■ **AIM OF THE TASK**:
In the lines below, find the one that contains "Output a JSON" and write it out exactly, along with every line that follows it.

** begin LISTED ENTRIES **

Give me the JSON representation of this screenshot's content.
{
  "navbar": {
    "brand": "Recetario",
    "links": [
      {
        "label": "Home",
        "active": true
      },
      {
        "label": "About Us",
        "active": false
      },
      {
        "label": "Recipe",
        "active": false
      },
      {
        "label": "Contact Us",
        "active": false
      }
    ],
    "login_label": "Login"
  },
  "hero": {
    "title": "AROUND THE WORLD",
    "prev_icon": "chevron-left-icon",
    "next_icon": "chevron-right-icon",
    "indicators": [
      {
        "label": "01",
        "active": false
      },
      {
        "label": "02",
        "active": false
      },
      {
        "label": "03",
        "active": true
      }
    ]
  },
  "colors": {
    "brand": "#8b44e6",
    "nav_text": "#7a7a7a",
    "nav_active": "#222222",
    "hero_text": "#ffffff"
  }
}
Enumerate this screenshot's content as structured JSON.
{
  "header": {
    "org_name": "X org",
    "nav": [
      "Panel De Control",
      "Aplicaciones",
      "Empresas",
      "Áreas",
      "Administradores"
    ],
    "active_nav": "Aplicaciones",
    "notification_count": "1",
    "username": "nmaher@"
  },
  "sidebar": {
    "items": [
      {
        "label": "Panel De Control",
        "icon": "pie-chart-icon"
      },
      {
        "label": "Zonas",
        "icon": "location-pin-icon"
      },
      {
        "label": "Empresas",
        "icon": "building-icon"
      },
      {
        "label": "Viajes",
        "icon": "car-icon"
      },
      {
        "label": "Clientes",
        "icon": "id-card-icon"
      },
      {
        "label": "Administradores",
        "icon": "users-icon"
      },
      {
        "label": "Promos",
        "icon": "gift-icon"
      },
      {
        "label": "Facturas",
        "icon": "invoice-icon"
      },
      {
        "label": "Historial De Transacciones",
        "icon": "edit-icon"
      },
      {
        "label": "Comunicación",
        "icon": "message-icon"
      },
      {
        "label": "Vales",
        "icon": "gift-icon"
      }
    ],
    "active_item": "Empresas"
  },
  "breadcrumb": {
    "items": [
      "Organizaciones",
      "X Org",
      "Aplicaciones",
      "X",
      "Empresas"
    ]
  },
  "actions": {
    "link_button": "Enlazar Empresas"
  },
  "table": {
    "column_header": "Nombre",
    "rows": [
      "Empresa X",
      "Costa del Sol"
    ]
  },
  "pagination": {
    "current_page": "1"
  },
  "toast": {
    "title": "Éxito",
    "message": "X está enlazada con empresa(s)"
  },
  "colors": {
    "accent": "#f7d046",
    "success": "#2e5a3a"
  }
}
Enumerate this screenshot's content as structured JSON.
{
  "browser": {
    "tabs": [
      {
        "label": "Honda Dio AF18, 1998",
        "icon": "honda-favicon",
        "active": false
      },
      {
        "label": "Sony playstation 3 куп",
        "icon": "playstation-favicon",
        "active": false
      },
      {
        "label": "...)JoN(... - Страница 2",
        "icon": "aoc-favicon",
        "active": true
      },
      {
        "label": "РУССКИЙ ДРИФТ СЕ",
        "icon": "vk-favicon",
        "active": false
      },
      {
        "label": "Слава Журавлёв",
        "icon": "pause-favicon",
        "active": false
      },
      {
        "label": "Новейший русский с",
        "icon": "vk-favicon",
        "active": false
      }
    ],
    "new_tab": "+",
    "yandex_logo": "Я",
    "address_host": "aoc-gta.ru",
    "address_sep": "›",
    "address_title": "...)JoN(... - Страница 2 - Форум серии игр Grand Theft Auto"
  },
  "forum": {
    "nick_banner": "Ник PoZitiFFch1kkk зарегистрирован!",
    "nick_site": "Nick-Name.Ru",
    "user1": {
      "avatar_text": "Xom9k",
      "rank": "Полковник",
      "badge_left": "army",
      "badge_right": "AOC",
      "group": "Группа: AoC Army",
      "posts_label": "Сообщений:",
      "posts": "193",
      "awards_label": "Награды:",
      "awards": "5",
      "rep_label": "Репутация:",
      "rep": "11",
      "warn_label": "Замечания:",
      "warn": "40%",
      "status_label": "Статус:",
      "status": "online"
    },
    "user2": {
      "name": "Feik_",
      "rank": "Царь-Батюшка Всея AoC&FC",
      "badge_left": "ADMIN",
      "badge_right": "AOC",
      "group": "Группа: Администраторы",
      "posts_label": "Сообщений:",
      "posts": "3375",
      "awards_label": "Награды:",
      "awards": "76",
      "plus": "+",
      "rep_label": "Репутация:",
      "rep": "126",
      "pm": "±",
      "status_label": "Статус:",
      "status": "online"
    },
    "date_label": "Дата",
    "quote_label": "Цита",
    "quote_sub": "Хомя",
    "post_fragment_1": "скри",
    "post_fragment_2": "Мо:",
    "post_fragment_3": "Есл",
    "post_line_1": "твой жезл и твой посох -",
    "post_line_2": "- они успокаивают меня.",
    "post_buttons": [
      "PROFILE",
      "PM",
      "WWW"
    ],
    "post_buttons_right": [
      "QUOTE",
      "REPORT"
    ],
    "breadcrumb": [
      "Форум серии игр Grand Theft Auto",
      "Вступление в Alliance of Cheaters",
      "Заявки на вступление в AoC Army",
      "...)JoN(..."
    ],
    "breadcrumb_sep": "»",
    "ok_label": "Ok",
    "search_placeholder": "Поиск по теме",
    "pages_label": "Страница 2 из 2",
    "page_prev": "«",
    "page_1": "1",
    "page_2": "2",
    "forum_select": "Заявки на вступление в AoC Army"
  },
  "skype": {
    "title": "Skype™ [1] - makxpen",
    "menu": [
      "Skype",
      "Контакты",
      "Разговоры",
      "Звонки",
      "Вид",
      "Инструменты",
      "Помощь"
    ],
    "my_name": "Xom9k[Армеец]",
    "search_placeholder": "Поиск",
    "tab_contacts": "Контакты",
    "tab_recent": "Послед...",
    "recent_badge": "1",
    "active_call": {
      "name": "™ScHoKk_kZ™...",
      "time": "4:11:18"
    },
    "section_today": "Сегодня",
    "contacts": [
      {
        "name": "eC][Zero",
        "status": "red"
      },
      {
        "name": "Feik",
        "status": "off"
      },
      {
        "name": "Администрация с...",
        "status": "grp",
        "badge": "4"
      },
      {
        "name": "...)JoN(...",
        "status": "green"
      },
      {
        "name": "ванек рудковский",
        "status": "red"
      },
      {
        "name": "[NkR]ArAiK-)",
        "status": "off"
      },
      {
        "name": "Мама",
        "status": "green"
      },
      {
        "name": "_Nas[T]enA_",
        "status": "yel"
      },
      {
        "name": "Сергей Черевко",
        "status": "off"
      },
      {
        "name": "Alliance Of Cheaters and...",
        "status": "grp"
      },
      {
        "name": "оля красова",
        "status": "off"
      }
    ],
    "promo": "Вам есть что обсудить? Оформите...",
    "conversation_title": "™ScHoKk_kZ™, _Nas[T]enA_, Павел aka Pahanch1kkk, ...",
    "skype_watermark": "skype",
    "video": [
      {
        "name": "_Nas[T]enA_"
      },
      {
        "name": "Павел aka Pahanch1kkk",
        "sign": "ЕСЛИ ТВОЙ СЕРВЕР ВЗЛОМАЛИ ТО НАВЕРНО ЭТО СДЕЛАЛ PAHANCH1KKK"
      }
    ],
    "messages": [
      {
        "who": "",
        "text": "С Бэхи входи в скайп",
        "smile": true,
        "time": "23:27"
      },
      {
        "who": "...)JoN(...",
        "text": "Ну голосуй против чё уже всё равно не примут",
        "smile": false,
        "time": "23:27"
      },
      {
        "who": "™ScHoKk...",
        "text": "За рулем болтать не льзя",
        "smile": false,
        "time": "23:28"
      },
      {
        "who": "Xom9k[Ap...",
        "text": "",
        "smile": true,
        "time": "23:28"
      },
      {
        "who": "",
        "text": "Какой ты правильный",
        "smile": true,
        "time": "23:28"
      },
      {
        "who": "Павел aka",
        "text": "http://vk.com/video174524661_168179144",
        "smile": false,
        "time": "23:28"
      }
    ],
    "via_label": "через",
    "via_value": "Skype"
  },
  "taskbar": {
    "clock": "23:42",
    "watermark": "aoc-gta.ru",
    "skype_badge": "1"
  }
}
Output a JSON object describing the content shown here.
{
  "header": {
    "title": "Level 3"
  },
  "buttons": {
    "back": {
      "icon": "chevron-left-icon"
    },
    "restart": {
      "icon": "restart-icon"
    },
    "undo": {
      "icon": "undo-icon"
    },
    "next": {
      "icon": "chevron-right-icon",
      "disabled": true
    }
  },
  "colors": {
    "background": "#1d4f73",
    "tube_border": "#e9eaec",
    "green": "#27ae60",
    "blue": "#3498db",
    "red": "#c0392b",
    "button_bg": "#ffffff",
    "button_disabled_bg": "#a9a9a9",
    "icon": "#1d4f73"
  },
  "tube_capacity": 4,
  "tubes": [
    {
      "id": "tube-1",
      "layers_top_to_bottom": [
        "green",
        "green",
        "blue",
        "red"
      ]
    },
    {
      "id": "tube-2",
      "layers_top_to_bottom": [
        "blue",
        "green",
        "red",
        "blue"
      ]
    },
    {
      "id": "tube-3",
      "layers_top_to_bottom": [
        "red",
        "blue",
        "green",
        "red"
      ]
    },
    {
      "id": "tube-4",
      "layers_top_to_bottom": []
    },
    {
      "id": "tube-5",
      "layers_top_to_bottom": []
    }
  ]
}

** end LISTED ENTRIES **

■ **THE SOLUTION**:
Output a JSON object describing the content shown here.
{
  "header": {
    "title": "Level 3"
  },
  "buttons": {
    "back": {
      "icon": "chevron-left-icon"
    },
    "restart": {
      "icon": "restart-icon"
    },
    "undo": {
      "icon": "undo-icon"
    },
    "next": {
      "icon": "chevron-right-icon",
      "disabled": true
    }
  },
  "colors": {
    "background": "#1d4f73",
    "tube_border": "#e9eaec",
    "green": "#27ae60",
    "blue": "#3498db",
    "red": "#c0392b",
    "button_bg": "#ffffff",
    "button_disabled_bg": "#a9a9a9",
    "icon": "#1d4f73"
  },
  "tube_capacity": 4,
  "tubes": [
    {
      "id": "tube-1",
      "layers_top_to_bottom": [
        "green",
        "green",
        "blue",
        "red"
      ]
    },
    {
      "id": "tube-2",
      "layers_top_to_bottom": [
        "blue",
        "green",
        "red",
        "blue"
      ]
    },
    {
      "id": "tube-3",
      "layers_top_to_bottom": [
        "red",
        "blue",
        "green",
        "red"
      ]
    },
    {
      "id": "tube-4",
      "layers_top_to_bottom": []
    },
    {
      "id": "tube-5",
      "layers_top_to_bottom": []
    }
  ]
}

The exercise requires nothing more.